## Stated goal
Transcribe the material in full, exactly as written.

## Dataset extract

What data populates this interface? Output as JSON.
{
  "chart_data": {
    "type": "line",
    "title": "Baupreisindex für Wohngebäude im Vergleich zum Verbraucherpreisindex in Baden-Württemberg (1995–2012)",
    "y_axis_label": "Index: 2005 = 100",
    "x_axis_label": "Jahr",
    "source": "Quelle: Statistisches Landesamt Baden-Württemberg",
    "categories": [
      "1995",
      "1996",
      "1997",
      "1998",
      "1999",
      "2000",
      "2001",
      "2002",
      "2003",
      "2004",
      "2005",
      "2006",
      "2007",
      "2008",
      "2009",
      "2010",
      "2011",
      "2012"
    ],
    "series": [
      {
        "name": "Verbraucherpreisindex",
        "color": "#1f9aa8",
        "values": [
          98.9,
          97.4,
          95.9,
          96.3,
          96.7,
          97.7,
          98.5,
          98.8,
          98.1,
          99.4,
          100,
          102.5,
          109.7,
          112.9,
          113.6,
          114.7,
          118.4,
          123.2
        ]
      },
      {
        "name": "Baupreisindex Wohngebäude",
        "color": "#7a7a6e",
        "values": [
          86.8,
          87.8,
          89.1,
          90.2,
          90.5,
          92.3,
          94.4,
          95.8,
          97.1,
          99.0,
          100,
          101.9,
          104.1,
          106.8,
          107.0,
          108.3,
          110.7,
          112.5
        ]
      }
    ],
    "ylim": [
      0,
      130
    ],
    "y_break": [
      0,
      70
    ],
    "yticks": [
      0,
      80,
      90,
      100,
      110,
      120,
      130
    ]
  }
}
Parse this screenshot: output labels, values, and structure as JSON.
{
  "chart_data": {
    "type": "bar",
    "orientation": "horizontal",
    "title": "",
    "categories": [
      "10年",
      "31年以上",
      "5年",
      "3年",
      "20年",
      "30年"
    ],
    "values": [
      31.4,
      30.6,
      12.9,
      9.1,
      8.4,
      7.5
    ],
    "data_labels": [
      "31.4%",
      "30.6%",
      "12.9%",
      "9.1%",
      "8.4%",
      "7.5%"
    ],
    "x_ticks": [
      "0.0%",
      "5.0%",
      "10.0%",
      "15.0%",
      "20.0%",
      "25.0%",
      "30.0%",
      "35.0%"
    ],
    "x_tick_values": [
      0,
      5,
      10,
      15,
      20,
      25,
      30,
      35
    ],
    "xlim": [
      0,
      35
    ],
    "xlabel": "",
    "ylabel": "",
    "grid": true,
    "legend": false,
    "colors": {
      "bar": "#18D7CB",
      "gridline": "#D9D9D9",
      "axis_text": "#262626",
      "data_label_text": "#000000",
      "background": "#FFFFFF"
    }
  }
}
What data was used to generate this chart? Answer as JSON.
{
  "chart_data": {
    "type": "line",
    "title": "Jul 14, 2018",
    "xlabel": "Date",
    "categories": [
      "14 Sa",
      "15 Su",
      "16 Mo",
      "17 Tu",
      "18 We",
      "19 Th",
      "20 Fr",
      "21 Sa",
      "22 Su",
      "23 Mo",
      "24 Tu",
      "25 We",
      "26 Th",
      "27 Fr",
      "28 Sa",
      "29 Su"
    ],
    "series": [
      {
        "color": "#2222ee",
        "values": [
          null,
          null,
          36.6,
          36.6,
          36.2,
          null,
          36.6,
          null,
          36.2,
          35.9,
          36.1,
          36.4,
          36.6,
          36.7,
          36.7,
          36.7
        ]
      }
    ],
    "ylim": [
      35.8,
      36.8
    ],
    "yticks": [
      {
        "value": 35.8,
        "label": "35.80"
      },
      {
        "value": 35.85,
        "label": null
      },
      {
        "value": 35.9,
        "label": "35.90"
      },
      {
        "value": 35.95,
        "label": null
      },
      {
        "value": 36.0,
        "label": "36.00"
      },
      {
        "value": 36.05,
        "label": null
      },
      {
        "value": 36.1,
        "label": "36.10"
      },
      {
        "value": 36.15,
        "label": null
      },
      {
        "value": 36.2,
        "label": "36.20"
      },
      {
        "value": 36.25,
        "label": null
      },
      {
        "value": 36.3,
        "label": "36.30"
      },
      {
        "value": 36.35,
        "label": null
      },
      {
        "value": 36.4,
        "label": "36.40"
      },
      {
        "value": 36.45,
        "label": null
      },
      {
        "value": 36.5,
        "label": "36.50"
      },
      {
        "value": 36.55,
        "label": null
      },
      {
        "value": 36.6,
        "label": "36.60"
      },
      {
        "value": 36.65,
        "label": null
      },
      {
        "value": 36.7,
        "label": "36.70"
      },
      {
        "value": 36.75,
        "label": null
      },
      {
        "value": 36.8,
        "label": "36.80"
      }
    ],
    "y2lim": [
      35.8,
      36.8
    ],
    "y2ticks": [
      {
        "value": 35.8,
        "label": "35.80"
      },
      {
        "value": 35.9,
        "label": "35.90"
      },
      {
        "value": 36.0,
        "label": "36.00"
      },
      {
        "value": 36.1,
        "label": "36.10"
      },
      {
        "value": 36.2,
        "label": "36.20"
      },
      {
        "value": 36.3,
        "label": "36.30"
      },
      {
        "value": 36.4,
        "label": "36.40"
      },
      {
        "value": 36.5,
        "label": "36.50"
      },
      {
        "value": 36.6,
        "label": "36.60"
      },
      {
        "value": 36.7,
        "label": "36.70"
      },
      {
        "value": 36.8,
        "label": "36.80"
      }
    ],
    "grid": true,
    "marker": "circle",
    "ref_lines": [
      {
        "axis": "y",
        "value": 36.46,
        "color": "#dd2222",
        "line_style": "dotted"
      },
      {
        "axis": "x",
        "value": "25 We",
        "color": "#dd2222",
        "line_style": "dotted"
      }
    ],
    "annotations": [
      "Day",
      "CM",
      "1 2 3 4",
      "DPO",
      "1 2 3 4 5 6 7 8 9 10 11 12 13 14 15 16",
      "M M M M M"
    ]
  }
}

## Complete output
What data populates this interface? Output as JSON.
{
  "chart_data": {
    "type": "line",
    "title": "Baupreisindex für Wohngebäude im Vergleich zum Verbraucherpreisindex in Baden-Württemberg (1995–2012)",
    "y_axis_label": "Index: 2005 = 100",
    "x_axis_label": "Jahr",
    "source": "Quelle: Statistisches Landesamt Baden-Württemberg",
    "categories": [
      "1995",
      "1996",
      "1997",
      "1998",
      "1999",
      "2000",
      "2001",
      "2002",
      "2003",
      "2004",
      "2005",
      "2006",
      "2007",
      "2008",
      "2009",
      "2010",
      "2011",
      "2012"
    ],
    "series": [
      {
        "name": "Verbraucherpreisindex",
        "color": "#1f9aa8",
        "values": [
          98.9,
          97.4,
          95.9,
          96.3,
          96.7,
          97.7,
          98.5,
          98.8,
          98.1,
          99.4,
          100,
          102.5,
          109.7,
          112.9,
          113.6,
          114.7,
          118.4,
          123.2
        ]
      },
      {
        "name": "Baupreisindex Wohngebäude",
        "color": "#7a7a6e",
        "values": [
          86.8,
          87.8,
          89.1,
          90.2,
          90.5,
          92.3,
          94.4,
          95.8,
          97.1,
          99.0,
          100,
          101.9,
          104.1,
          106.8,
          107.0,
          108.3,
          110.7,
          112.5
        ]
      }
    ],
    "ylim": [
      0,
      130
    ],
    "y_break": [
      0,
      70
    ],
    "yticks": [
      0,
      80,
      90,
      100,
      110,
      120,
      130
    ]
  }
}
Parse this screenshot: output labels, values, and structure as JSON.
{
  "chart_data": {
    "type": "bar",
    "orientation": "horizontal",
    "title": "",
    "categories": [
      "10年",
      "31年以上",
      "5年",
      "3年",
      "20年",
      "30年"
    ],
    "values": [
      31.4,
      30.6,
      12.9,
      9.1,
      8.4,
      7.5
    ],
    "data_labels": [
      "31.4%",
      "30.6%",
      "12.9%",
      "9.1%",
      "8.4%",
      "7.5%"
    ],
    "x_ticks": [
      "0.0%",
      "5.0%",
      "10.0%",
      "15.0%",
      "20.0%",
      "25.0%",
      "30.0%",
      "35.0%"
    ],
    "x_tick_values": [
      0,
      5,
      10,
      15,
      20,
      25,
      30,
      35
    ],
    "xlim": [
      0,
      35
    ],
    "xlabel": "",
    "ylabel": "",
    "grid": true,
    "legend": false,
    "colors": {
      "bar": "#18D7CB",
      "gridline": "#D9D9D9",
      "axis_text": "#262626",
      "data_label_text": "#000000",
      "background": "#FFFFFF"
    }
  }
}
What data was used to generate this chart? Answer as JSON.
{
  "chart_data": {
    "type": "line",
    "title": "Jul 14, 2018",
    "xlabel": "Date",
    "categories": [
      "14 Sa",
      "15 Su",
      "16 Mo",
      "17 Tu",
      "18 We",
      "19 Th",
      "20 Fr",
      "21 Sa",
      "22 Su",
      "23 Mo",
      "24 Tu",
      "25 We",
      "26 Th",
      "27 Fr",
      "28 Sa",
      "29 Su"
    ],
    "series": [
      {
        "color": "#2222ee",
        "values": [
          null,
          null,
          36.6,
          36.6,
          36.2,
          null,
          36.6,
          null,
          36.2,
          35.9,
          36.1,
          36.4,
          36.6,
          36.7,
          36.7,
          36.7
        ]
      }
    ],
    "ylim": [
      35.8,
      36.8
    ],
    "yticks": [
      {
        "value": 35.8,
        "label": "35.80"
      },
      {
        "value": 35.85,
        "label": null
      },
      {
        "value": 35.9,
        "label": "35.90"
      },
      {
        "value": 35.95,
        "label": null
      },
      {
        "value": 36.0,
        "label": "36.00"
      },
      {
        "value": 36.05,
        "label": null
      },
      {
        "value": 36.1,
        "label": "36.10"
      },
      {
        "value": 36.15,
        "label": null
      },
      {
        "value": 36.2,
        "label": "36.20"
      },
      {
        "value": 36.25,
        "label": null
      },
      {
        "value": 36.3,
        "label": "36.30"
      },
      {
        "value": 36.35,
        "label": null
      },
      {
        "value": 36.4,
        "label": "36.40"
      },
      {
        "value": 36.45,
        "label": null
      },
      {
        "value": 36.5,
        "label": "36.50"
      },
      {
        "value": 36.55,
        "label": null
      },
      {
        "value": 36.6,
        "label": "36.60"
      },
      {
        "value": 36.65,
        "label": null
      },
      {
        "value": 36.7,
        "label": "36.70"
      },
      {
        "value": 36.75,
        "label": null
      },
      {
        "value": 36.8,
        "label": "36.80"
      }
    ],
    "y2lim": [
      35.8,
      36.8
    ],
    "y2ticks": [
      {
        "value": 35.8,
        "label": "35.80"
      },
      {
        "value": 35.9,
        "label": "35.90"
      },
      {
        "value": 36.0,
        "label": "36.00"
      },
      {
        "value": 36.1,
        "label": "36.10"
      },
      {
        "value": 36.2,
        "label": "36.20"
      },
      {
        "value": 36.3,
        "label": "36.30"
      },
      {
        "value": 36.4,
        "label": "36.40"
      },
      {
        "value": 36.5,
        "label": "36.50"
      },
      {
        "value": 36.6,
        "label": "36.60"
      },
      {
        "value": 36.7,
        "label": "36.70"
      },
      {
        "value": 36.8,
        "label": "36.80"
      }
    ],
    "grid": true,
    "marker": "circle",
    "ref_lines": [
      {
        "axis": "y",
        "value": 36.46,
        "color": "#dd2222",
        "line_style": "dotted"
      },
      {
        "axis": "x",
        "value": "25 We",
        "color": "#dd2222",
        "line_style": "dotted"
      }
    ],
    "annotations": [
      "Day",
      "CM",
      "1 2 3 4",
      "DPO",
      "1 2 3 4 5 6 7 8 9 10 11 12 13 14 15 16",
      "M M M M M"
    ]
  }
}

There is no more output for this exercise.